** Records from a dataset **
* Start *
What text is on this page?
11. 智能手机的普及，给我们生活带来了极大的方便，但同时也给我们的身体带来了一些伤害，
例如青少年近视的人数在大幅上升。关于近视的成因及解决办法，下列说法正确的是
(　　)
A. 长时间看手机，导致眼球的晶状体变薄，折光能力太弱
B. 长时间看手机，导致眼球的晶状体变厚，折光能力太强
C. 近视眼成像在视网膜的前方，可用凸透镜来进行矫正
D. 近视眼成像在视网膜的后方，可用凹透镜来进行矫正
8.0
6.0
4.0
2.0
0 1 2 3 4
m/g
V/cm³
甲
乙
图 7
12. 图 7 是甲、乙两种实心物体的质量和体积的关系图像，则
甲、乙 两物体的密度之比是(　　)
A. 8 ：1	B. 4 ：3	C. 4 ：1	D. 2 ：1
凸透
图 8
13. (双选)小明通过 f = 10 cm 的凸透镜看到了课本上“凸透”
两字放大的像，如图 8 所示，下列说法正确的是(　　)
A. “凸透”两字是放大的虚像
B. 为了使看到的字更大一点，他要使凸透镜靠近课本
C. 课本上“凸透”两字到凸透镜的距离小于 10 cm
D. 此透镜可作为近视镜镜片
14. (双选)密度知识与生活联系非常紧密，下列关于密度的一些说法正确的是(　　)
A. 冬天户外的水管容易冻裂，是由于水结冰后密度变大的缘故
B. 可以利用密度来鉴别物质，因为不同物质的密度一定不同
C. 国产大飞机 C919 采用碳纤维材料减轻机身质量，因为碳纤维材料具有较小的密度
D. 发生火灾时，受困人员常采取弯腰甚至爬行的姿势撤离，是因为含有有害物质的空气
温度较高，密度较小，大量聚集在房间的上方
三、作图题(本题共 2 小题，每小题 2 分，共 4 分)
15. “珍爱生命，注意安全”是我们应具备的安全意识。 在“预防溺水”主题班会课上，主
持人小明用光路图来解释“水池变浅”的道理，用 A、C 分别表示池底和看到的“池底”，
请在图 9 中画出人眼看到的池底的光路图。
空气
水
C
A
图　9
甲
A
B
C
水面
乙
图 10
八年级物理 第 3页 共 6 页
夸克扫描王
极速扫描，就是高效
* End *
Write out every record verbatim.

What text is on this page?
11. 智能手机的普及，给我们生活带来了极大的方便，但同时也给我们的身体带来了一些伤害，
例如青少年近视的人数在大幅上升。关于近视的成因及解决办法，下列说法正确的是
(　　)
A. 长时间看手机，导致眼球的晶状体变薄，折光能力太弱
B. 长时间看手机，导致眼球的晶状体变厚，折光能力太强
C. 近视眼成像在视网膜的前方，可用凸透镜来进行矫正
D. 近视眼成像在视网膜的后方，可用凹透镜来进行矫正
8.0
6.0
4.0
2.0
0 1 2 3 4
m/g
V/cm³
甲
乙
图 7
12. 图 7 是甲、乙两种实心物体的质量和体积的关系图像，则
甲、乙 两物体的密度之比是(　　)
A. 8 ：1	B. 4 ：3	C. 4 ：1	D. 2 ：1
凸透
图 8
13. (双选)小明通过 f = 10 cm 的凸透镜看到了课本上“凸透”
两字放大的像，如图 8 所示，下列说法正确的是(　　)
A. “凸透”两字是放大的虚像
B. 为了使看到的字更大一点，他要使凸透镜靠近课本
C. 课本上“凸透”两字到凸透镜的距离小于 10 cm
D. 此透镜可作为近视镜镜片
14. (双选)密度知识与生活联系非常紧密，下列关于密度的一些说法正确的是(　　)
A. 冬天户外的水管容易冻裂，是由于水结冰后密度变大的缘故
B. 可以利用密度来鉴别物质，因为不同物质的密度一定不同
C. 国产大飞机 C919 采用碳纤维材料减轻机身质量，因为碳纤维材料具有较小的密度
D. 发生火灾时，受困人员常采取弯腰甚至爬行的姿势撤离，是因为含有有害物质的空气
温度较高，密度较小，大量聚集在房间的上方
三、作图题(本题共 2 小题，每小题 2 分，共 4 分)
15. “珍爱生命，注意安全”是我们应具备的安全意识。 在“预防溺水”主题班会课上，主
持人小明用光路图来解释“水池变浅”的道理，用 A、C 分别表示池底和看到的“池底”，
请在图 9 中画出人眼看到的池底的光路图。
空气
水
C
A
图　9
甲
A
B
C
水面
乙
图 10
八年级物理 第 3页 共 6 页
夸克扫描王
极速扫描，就是高效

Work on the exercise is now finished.